__EXTRAIT DU DOCUMENT__:
--------------------

Sous le titre de Notre Dame de la Miséricorde, Marie est vénérée dès le début par la Congrégation dont même le nom en apporte le témoignage. Ce culte est devenu plus profond au fil du temps surtout grâce aux révélations et à la dévotion de sainte Sœur Faustine, notées dans son « Petit Journal », et grâce à la théologie de la Mère de miséricorde tracée par Jean Paul II dans la lettre encyclique « Dives in misericordia ». On peut trouver des résonances et des citations de ces œuvres dans les Constitutions les plus récentes de 1985, dans le livre de prières de la Congrégation, dans les textes de chants ainsi que dans la manière dont les générations contemporaines des sœurs vivent la dévotion à Notre Dame. Marie est vénérée dans la Congrégation d’abord en tant que l’Immaculée Mère du Fils de Dieu – Miséricorde Incarnée, qui a participé le plus pleinement à Son œuvre du salut et pour cette raison, Elle connaît le plus à fond le mystère de la miséricorde divine. Elle en sait le prix, et sait combien il est grand. Elle est en même temps la Mère de tous les hommes en leur témoignant la miséricorde et les conduisant aux sources de miséricorde du Sauveur. Elle est le modèle le plus parfait de la vie chrétienne, de toutes les vertus, et l’aide la plus efficace pour obtenir des grâces auprès de Dieu riche en miséricorde. Gratifiée Elle-même de la plénitudes de grâces, Elle proclame de génération en génération la miséricorde de Dieu et Elle intercède constamment afin de l’obtenir pour le monde.
Dans un premier temps, Marie était vénérée dans la Congrégation essentiellement en tant que Celle qui est la Mère et la Protectrice, le modèle le plus parfait des vertus et une aide infaillible aux sœurs qui aspirent à la sainteté individuelle et à la réalisation fructueuse de leur œuvre apostolique, soit l’obtention de la conversion des repentantes. La vie spirituelle de la Congrégation se caractérisait d’abord, en effet, par un zèle ardent qui maintient chacune de ses membres dans une disposition permanente à faire et subir tout pour aider le plus efficacement les âmes repentantes, qui leur sont confiées par le Maître Divin, à reprendre le chemin de la vertu (Constitutions 1909, p. 6). Les sœurs devaient puiser l’esprit de zèle dans la considération des grandes vérités de la foi, en particulier du mystère de la miséricorde divine, ainsi que dans la considération des vertus et sentiments de leur Mère et Protectrice, Notre Dame de la Miséricorde, dont elles s’efforceront d’imiter la patience, la douceur et la compassion plus que maternelle envers les pécheurs (ibidem). L’apostolat de la miséricorde à l’égard de jeunes filles et femmes nécessitant un renouveau moral profond était mené – comme le disaient les Constitutions – sous la protection de la Mère de miséricorde, notre espérance, notre aide, notre modèle le plus cher et parfait (Constitutions 1909, p. 46).

--------------------

__DONNÉES ENREGISTRÉES__:
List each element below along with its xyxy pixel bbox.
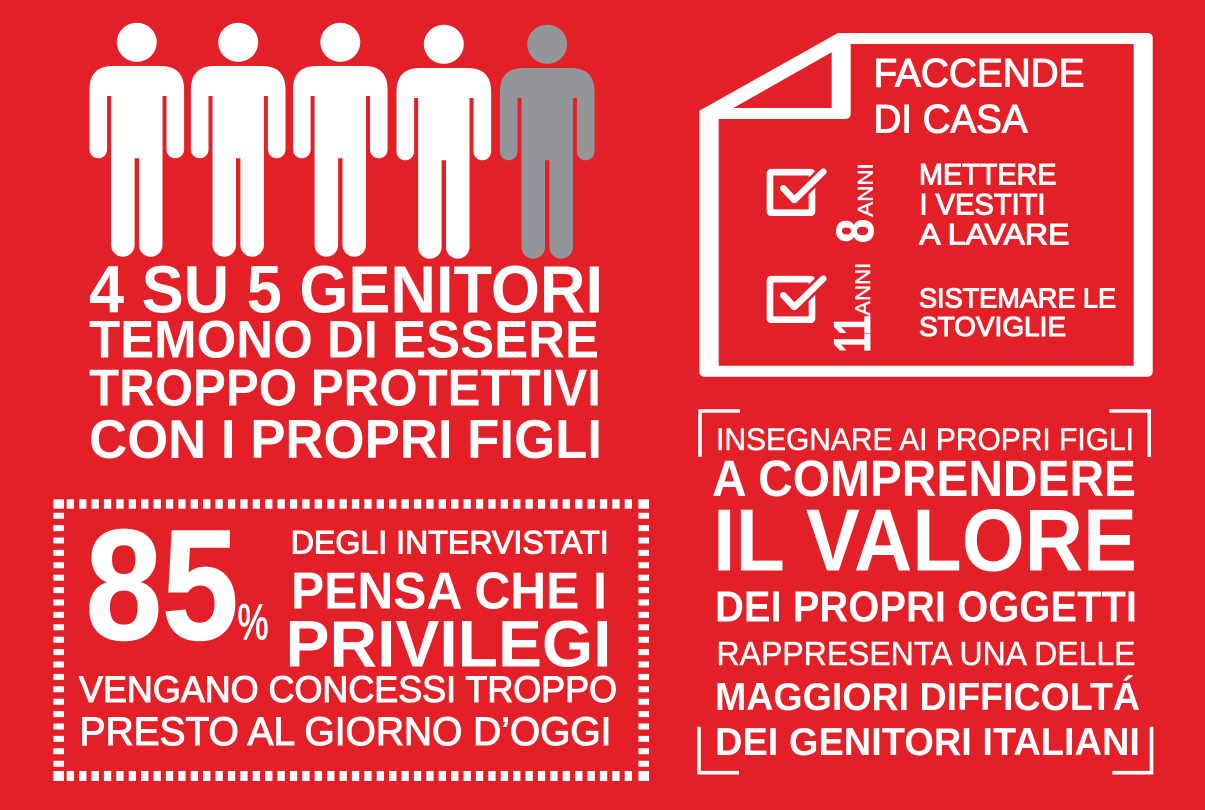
icon: checkbox 1	[770, 172, 823, 213]
text: temono di essere: TEMONO DI ESSERE	[89, 311, 599, 370]
text: pensa che i: PENSA CHE I	[291, 563, 607, 621]
text: privilegi: PRIVILEGI	[286, 607, 612, 681]
text: presto al giorno d'oggi: PRESTO AL GIORNO D’OGGI	[80, 710, 612, 754]
percent sign: %	[238, 594, 268, 650]
text: dei genitori italiani: DEI GENITORI ITALIANI	[715, 721, 1140, 764]
text: mettere i vestiti a lavare: A LAVARE	[919, 219, 1069, 252]
text: con i propri figli: CON I PROPRI FIGLI	[89, 408, 602, 470]
panel: 85 percent privileges, dotted frame	[53, 498, 649, 781]
panel: faccende di casa, document	[699, 33, 1153, 377]
icon: person 2	[191, 23, 286, 257]
dotted frame	[53, 499, 649, 781]
age label: 8 anni	[827, 163, 885, 243]
icon: person 5 grey	[500, 25, 594, 259]
icon: person 1	[90, 23, 184, 257]
icon: person 3	[293, 23, 388, 257]
text: degli intervistati: DEGLI INTERVISTATI	[291, 524, 609, 560]
text: mettere i vestiti a lavare: METTERE	[919, 159, 1056, 192]
age label: 11 anni	[824, 263, 882, 352]
text: dei propri oggetti: DEI PROPRI OGGETTI	[715, 584, 1137, 632]
panel: 4 su 5 genitori	[89, 23, 603, 470]
text: mettere i vestiti a lavare	[919, 159, 1069, 252]
icon: person 4	[396, 25, 491, 259]
age label: 8 anni: ANNI	[855, 163, 878, 217]
heading: 4 su 5 genitori: 4 SU 5 GENITORI	[89, 253, 603, 328]
text: maggiori difficoltà: MAGGIORI DIFFICOLTÁ	[715, 675, 1140, 719]
heading: di casa: DI CASA	[874, 98, 1028, 142]
panel: il valore dei propri oggetti	[699, 411, 1152, 773]
age label: 11 anni: 11	[824, 316, 882, 352]
text: sistemare le stoviglie: STOVIGLIE	[919, 311, 1066, 342]
icon: row of five people, four white and one grey	[90, 23, 594, 259]
text: a comprendere: A COMPRENDERE	[712, 450, 1136, 507]
text: mettere i vestiti a lavare: I VESTITI	[920, 189, 1046, 222]
icon: document outline with folded corner	[699, 33, 1153, 377]
text: sistemare le stoviglie	[919, 282, 1116, 342]
text: rappresenta una delle: RAPPRESENTA UNA DELLE	[716, 635, 1136, 672]
text: il valore: IL VALORE	[713, 491, 1137, 590]
age label: 8 anni: 8	[827, 219, 885, 243]
icon: checkbox 2	[770, 279, 823, 320]
corner brackets	[699, 411, 1152, 773]
text: sistemare le stoviglie: SISTEMARE LE	[919, 282, 1116, 313]
heading: faccende: FACCENDE	[874, 52, 1084, 96]
age label: 11 anni: ANNI	[852, 263, 875, 316]
text: vengano concessi troppo: VENGANO CONCESSI TROPPO	[79, 669, 617, 710]
text: troppo protettivi: TROPPO PROTETTIVI	[89, 359, 601, 417]
big number 85: 85	[86, 498, 238, 673]
text: insegnare ai propri figli: INSEGNARE AI PROPRI FIGLI	[716, 421, 1134, 457]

--------------------

__À FAIRE__:
**A.** Dans le texte sur la vénération de Marie dans la Congrégation, relevez tous les endroits où l'on peut trouver des résonances et des citations des œuvres de sainte Sœur Faustine et de Jean Paul II.
**B.** Dans les lignes enregistrées, changez « text » en « label » en partant de la ligne qui contient « 172, 823, 213] » et en finissant par celle qui contient « 594, 268, 650] ». Ne recopiez que ces lignes.
Le texte et les lignes enregistrées n'ont aucun rapport entre eux.

__RÉSULTATS DE L'EXERCICE__:
**A.**
- les Constitutions les plus récentes de 1985
- le livre de prières de la Congrégation
- les textes de chants
- la manière dont les générations contemporaines des sœurs vivent la dévotion à Notre Dame

**B.**
icon: checkbox 1	[770, 172, 823, 213]
label: temono di essere: TEMONO DI ESSERE	[89, 311, 599, 370]
label: pensa che i: PENSA CHE I	[291, 563, 607, 621]
label: privilegi: PRIVILEGI	[286, 607, 612, 681]
label: presto al giorno d'oggi: PRESTO AL GIORNO D’OGGI	[80, 710, 612, 754]
percent sign: %	[238, 594, 268, 650]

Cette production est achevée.